Show all lines of the listing that hold the word "позволява".

───── The data ─────

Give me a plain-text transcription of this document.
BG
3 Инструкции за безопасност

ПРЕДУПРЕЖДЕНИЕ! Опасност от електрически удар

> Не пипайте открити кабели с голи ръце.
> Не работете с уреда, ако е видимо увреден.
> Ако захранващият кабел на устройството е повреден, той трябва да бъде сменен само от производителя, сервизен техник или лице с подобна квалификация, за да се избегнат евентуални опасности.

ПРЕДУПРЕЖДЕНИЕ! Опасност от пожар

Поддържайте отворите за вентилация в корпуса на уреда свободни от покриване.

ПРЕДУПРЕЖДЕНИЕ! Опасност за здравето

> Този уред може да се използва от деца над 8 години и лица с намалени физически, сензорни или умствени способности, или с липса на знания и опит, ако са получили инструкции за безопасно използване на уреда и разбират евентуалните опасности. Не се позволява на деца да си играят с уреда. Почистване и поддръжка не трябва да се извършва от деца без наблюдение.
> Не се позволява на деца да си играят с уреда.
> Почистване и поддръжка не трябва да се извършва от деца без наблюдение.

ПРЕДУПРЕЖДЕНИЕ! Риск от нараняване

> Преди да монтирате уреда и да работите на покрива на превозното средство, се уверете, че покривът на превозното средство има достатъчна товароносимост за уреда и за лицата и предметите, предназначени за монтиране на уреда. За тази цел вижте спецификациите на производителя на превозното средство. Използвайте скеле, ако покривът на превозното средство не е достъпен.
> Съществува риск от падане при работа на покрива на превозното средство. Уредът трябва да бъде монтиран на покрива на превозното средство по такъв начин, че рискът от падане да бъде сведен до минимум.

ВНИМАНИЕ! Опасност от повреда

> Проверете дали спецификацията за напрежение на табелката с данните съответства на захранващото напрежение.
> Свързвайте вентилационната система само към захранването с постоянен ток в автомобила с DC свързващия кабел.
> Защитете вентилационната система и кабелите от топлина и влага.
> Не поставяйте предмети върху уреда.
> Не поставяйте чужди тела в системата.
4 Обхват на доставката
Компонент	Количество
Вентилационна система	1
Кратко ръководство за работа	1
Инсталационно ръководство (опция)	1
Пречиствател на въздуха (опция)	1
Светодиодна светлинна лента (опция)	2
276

─────

**Final result**
> Този уред може да се използва от деца над 8 години и лица с намалени физически, сензорни или умствени способности, или с липса на знания и опит, ако са получили инструкции за безопасно използване на уреда и разбират евентуалните опасности. Не се позволява на деца да си играят с уреда. Почистване и поддръжка не трябва да се извършва от деца без наблюдение.
> Не се позволява на деца да си играят с уреда.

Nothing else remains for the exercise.